### Problem to work on
Extract every line of the material that holds the string "with".
-- Start of Data for this exercise --
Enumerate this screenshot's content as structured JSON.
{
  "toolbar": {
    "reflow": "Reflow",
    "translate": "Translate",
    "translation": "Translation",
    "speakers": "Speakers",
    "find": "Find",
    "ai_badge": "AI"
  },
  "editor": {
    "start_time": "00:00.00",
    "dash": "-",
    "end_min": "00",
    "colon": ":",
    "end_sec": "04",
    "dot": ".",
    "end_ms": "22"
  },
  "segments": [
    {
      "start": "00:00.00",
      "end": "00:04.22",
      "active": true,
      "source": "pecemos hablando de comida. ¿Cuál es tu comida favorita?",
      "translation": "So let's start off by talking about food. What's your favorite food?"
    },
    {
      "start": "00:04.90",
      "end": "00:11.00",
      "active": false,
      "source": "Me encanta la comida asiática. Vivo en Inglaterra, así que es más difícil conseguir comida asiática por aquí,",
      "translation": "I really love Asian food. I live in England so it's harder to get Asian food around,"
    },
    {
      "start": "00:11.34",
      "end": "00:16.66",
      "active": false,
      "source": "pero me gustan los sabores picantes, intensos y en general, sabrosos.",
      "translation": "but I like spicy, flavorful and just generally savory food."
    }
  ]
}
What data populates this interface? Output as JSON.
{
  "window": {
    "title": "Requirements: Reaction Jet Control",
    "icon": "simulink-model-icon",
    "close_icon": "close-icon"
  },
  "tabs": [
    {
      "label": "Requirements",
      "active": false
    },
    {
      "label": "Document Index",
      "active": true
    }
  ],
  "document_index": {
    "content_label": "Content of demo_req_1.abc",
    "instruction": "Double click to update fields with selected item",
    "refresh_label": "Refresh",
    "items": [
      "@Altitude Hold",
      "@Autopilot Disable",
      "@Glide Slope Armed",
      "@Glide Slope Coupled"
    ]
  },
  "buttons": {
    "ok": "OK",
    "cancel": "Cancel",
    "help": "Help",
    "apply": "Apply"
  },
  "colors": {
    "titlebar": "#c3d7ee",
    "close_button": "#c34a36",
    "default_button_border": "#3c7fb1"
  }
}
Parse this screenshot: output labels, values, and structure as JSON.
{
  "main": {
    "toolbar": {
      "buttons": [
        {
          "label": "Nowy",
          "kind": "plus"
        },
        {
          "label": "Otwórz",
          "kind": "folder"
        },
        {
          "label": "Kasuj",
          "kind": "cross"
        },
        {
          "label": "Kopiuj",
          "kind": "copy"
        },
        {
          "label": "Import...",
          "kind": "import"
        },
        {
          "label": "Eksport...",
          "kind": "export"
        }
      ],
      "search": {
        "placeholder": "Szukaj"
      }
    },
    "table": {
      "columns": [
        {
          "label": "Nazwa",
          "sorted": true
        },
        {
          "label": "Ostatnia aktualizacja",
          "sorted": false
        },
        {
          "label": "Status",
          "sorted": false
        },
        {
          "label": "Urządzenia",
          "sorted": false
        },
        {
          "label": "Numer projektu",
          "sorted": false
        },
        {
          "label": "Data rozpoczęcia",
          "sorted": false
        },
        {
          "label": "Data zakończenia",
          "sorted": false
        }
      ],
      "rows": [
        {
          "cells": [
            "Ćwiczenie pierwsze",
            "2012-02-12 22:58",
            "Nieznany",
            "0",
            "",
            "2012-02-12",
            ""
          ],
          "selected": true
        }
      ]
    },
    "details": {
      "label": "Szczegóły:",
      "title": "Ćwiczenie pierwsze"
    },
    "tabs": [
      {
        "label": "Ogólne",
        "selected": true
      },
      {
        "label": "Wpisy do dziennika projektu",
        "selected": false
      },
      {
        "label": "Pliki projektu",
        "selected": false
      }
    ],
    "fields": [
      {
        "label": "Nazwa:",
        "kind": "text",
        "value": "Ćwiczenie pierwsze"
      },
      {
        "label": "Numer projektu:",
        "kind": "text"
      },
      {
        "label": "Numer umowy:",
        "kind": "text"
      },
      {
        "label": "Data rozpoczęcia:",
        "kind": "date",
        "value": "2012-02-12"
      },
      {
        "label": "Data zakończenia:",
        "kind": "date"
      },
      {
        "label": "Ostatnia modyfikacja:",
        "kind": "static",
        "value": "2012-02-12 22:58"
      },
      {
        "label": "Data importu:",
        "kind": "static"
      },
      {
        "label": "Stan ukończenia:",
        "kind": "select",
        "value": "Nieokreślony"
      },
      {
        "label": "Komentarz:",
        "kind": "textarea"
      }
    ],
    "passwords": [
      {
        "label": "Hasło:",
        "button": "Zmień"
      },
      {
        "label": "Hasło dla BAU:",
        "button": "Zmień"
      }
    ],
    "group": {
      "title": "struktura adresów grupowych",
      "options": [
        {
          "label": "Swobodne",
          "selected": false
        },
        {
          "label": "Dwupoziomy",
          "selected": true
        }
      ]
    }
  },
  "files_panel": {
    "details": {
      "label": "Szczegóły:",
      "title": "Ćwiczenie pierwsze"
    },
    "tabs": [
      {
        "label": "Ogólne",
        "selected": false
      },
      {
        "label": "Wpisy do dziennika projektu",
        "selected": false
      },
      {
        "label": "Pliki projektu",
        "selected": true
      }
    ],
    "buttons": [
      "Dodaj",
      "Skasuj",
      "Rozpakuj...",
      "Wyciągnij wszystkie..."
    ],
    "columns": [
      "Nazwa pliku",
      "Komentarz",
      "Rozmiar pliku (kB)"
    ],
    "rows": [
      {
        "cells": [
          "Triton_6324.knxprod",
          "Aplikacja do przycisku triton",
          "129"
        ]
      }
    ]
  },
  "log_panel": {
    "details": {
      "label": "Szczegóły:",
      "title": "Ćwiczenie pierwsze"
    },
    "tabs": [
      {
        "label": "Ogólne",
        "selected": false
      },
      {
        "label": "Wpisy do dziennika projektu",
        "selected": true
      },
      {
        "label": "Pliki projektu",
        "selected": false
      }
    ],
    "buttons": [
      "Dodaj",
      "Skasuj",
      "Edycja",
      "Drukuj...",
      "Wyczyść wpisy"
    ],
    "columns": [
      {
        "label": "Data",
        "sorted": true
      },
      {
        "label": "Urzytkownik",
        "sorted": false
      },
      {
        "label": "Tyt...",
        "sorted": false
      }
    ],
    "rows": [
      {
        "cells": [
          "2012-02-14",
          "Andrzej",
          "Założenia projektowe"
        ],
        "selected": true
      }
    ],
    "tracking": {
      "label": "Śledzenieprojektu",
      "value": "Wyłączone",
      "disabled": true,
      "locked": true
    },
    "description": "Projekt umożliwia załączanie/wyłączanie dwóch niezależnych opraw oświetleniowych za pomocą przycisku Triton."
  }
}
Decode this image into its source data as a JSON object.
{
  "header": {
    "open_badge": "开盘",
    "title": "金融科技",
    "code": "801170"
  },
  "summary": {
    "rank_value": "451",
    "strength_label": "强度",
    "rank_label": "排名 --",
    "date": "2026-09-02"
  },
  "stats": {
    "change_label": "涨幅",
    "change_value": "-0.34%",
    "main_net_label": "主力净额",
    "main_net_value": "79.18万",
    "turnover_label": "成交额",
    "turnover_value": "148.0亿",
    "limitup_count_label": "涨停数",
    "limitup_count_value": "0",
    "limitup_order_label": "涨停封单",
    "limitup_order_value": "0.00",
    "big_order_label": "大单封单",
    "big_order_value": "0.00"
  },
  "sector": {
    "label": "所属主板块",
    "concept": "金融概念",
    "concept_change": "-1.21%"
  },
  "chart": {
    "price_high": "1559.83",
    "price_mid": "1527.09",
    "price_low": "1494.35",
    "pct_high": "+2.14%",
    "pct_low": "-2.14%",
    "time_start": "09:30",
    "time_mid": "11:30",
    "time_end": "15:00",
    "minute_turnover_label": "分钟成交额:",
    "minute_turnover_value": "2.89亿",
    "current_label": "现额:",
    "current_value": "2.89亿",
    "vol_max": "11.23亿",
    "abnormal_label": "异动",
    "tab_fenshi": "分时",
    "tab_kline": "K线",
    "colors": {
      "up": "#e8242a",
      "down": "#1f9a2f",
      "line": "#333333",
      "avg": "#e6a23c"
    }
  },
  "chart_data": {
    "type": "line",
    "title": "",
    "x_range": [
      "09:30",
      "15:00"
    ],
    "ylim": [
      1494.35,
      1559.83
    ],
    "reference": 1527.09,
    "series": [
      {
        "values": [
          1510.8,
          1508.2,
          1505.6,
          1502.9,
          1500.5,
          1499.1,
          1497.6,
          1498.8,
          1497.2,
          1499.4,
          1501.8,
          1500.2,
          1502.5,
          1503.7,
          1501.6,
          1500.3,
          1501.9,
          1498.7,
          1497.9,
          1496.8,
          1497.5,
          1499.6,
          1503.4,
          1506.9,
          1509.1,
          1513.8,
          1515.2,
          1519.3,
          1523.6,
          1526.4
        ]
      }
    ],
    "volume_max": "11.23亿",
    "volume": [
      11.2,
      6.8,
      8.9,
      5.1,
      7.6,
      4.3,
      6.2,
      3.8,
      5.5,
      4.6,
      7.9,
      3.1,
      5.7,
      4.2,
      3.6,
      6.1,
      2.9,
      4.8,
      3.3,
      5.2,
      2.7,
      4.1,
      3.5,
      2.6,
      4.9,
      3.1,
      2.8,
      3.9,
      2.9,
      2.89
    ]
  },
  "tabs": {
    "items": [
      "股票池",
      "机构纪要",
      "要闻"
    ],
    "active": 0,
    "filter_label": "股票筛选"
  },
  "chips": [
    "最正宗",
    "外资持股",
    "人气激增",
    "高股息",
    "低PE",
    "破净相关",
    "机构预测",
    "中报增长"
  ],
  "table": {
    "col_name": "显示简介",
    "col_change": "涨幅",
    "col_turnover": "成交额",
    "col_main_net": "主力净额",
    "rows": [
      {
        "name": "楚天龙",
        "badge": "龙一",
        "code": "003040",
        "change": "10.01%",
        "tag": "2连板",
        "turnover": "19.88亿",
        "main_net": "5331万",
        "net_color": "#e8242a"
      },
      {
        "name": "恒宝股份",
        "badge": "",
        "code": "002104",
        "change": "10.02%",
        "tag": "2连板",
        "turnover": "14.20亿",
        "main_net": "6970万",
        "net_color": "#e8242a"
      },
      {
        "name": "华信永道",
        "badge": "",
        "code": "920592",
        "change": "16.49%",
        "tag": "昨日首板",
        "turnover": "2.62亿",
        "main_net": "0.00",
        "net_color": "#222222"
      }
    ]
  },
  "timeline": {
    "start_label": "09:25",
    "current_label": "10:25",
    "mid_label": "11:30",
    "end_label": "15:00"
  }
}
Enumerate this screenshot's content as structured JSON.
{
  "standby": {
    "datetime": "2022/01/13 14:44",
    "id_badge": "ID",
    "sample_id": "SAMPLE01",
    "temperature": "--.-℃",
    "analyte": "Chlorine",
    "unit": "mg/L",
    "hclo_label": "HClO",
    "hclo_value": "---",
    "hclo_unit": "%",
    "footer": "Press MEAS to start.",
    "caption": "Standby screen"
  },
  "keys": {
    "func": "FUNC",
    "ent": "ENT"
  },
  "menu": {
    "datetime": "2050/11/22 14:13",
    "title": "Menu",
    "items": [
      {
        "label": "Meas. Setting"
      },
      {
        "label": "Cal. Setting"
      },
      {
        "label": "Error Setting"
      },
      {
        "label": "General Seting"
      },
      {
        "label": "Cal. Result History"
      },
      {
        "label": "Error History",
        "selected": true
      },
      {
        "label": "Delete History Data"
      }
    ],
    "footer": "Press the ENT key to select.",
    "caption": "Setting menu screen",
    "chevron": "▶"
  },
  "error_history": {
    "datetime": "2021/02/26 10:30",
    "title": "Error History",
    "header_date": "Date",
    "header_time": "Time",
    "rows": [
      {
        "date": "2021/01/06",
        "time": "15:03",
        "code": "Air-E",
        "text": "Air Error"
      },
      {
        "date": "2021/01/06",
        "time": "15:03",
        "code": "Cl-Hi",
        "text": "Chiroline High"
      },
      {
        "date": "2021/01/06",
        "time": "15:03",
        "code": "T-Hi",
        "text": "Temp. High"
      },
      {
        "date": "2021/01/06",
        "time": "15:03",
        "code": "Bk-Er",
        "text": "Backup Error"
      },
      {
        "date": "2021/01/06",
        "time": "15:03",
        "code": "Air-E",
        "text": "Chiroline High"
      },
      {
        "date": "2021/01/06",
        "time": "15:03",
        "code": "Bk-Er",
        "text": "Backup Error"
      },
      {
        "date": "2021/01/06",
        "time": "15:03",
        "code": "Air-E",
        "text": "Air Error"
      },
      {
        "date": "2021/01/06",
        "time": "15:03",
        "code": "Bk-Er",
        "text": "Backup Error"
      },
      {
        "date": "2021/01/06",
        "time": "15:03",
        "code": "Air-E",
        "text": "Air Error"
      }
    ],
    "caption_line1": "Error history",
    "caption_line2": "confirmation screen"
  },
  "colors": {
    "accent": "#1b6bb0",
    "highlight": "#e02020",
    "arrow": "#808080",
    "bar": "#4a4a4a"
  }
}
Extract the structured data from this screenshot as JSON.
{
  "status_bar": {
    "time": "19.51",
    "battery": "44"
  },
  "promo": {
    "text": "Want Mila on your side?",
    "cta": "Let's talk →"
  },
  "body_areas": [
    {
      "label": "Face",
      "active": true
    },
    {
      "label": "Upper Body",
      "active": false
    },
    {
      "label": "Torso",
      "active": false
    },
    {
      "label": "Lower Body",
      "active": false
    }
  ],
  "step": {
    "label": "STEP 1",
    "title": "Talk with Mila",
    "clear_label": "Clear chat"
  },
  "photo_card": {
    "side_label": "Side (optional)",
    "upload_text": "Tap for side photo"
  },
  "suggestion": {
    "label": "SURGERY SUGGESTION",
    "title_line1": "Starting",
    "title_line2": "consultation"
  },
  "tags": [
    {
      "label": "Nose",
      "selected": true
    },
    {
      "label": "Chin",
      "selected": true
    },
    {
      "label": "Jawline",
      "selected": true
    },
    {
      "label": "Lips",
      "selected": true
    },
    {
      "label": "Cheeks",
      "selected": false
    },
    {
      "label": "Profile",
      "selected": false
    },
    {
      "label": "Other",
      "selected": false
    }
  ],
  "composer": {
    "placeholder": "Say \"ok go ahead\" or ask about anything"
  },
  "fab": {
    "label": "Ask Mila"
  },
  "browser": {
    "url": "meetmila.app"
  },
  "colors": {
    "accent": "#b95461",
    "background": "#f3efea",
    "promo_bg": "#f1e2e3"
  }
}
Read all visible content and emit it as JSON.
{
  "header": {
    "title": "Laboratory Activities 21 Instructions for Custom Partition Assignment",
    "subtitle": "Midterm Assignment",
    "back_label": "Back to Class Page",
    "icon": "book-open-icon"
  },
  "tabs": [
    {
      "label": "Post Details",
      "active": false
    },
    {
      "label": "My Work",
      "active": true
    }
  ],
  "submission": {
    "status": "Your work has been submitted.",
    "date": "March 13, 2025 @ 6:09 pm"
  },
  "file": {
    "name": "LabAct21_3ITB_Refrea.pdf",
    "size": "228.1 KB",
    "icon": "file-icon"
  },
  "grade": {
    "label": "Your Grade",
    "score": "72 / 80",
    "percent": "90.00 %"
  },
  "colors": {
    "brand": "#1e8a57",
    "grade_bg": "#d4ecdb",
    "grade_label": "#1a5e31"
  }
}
-- End of Data for this exercise --
### Solution to this problem
    "instruction": "Double click to update fields with selected item",
    "title": "Talk with Mila",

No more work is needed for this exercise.